WRITTEN EXERCISE: Find each line holding the word "from" and give the number of such lines, nothing else.

#### DATA EXTRACT ####

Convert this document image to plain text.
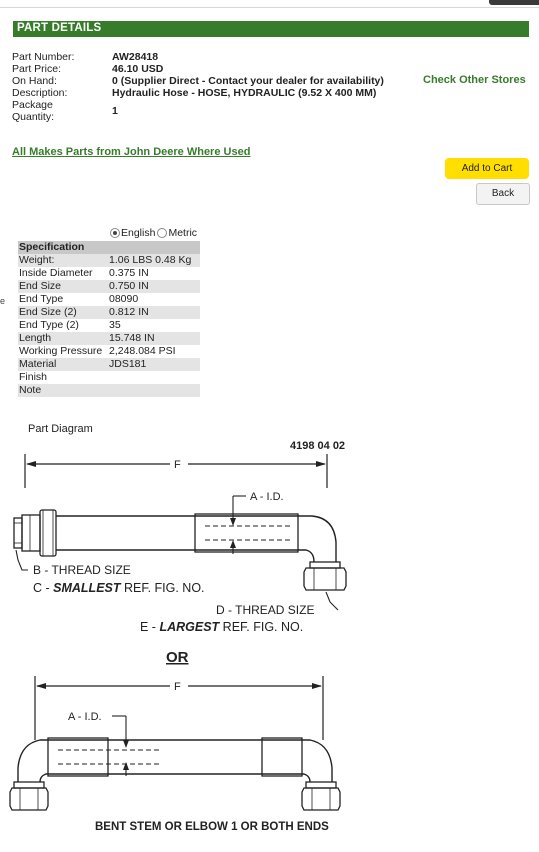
PART DETAILS
Part Number:	AW28418
Part Price:	46.10 USD
On Hand:	0 (Supplier Direct - Contact your dealer for availability)
Description:	Hydraulic Hose - HOSE, HYDRAULIC (9.52 X 400 MM)
Package
Quantity:	1
Check Other Stores
All Makes Parts from John Deere Where Used
Add to Cart
Back
English Metric
e
Specification	
Weight:	1.06 LBS 0.48 Kg
Inside Diameter	0.375 IN
End Size	0.750 IN
End Type	08090
End Size (2)	0.812 IN
End Type (2)	35
Length	15.748 IN
Working Pressure	2,248.084 PSI
Material	JDS181
Finish	
Note	
Part Diagram
4198 04 02
F
A - I.D.
B - THREAD SIZE
C - SMALLEST REF. FIG. NO.
D - THREAD SIZE
E - LARGEST REF. FIG. NO.
OR
F
A - I.D.
BENT STEM OR ELBOW 1 OR BOTH ENDS
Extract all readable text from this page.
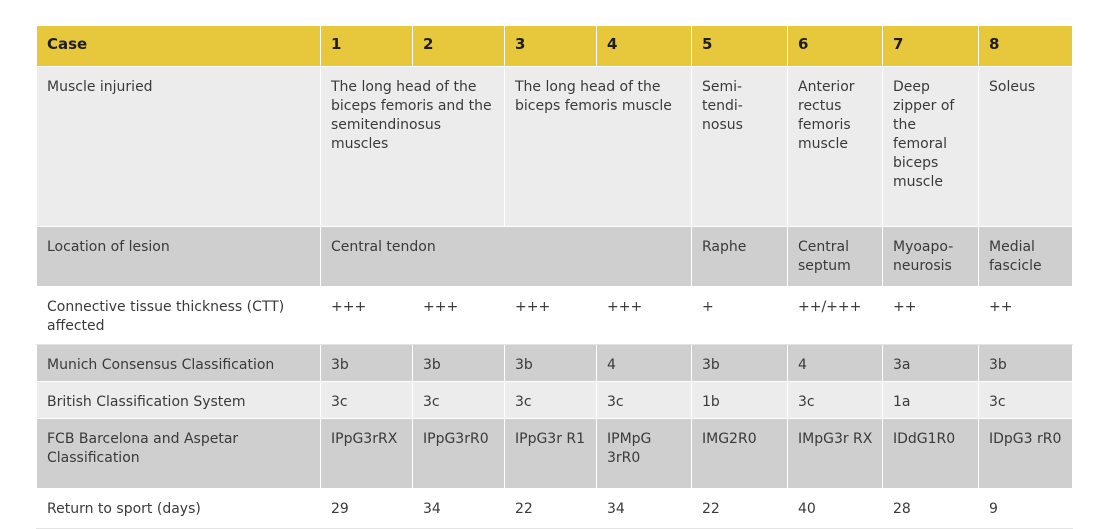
Case	1	2	3	4	5	6	7	8
Muscle injuried	The long head of the biceps femoris and the semitendinosus muscles		The long head of the biceps femoris muscle		Semi-tendi-nosus	Anterior rectus femoris muscle	Deep zipper of the femoral biceps muscle	Soleus
Location of lesion	Central tendon				Raphe	Central septum	Myoapo-neurosis	Medial fascicle
Connective tissue thickness (CTT) affected	+++	+++	+++	+++	+	++/+++	++	++
Munich Consensus Classification	3b	3b	3b	4	3b	4	3a	3b
British Classification System	3c	3c	3c	3c	1b	3c	1a	3c
FCB Barcelona and Aspetar Classification	IPpG3rRX	IPpG3rR0	IPpG3r R1	IPMpG 3rR0	IMG2R0	IMpG3r RX	IDdG1R0	IDpG3 rR0
Return to sport (days)	29	34	22	34	22	40	28	9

####

REPLY TO THE EXERCISE: 2